Entries from a page text dataset:

■ ■ ■ ■

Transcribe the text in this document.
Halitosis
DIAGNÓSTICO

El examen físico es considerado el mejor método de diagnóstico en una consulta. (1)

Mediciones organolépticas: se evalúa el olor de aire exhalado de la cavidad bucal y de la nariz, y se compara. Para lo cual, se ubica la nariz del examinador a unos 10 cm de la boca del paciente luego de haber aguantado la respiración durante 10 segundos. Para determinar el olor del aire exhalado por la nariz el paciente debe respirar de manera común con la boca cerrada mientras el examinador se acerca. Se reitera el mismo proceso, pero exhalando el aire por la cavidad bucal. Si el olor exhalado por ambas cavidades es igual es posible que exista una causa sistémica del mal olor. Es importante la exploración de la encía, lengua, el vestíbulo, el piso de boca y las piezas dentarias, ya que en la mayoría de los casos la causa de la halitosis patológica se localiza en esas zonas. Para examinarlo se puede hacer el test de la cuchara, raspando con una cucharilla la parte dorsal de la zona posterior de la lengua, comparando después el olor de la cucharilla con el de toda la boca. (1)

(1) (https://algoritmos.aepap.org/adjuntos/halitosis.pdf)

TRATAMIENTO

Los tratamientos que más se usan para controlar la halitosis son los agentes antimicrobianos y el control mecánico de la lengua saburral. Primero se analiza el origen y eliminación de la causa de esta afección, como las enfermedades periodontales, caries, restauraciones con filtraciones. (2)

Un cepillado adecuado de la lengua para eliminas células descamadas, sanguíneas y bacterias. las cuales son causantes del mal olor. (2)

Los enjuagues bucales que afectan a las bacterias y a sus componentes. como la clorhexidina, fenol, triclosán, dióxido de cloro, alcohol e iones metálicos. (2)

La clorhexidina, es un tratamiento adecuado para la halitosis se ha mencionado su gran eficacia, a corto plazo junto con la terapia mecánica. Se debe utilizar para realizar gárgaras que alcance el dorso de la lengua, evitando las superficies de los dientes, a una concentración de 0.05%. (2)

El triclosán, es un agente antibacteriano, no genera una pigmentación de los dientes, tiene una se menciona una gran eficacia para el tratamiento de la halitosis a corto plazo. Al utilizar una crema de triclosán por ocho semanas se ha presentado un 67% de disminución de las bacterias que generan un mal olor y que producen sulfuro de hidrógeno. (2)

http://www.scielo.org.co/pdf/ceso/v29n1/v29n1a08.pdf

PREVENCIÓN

■ ■ ■ ■

### Problem to solve:
Check how many lines in the entries contain "triclosán", and reply with that number alone.

### Response:
2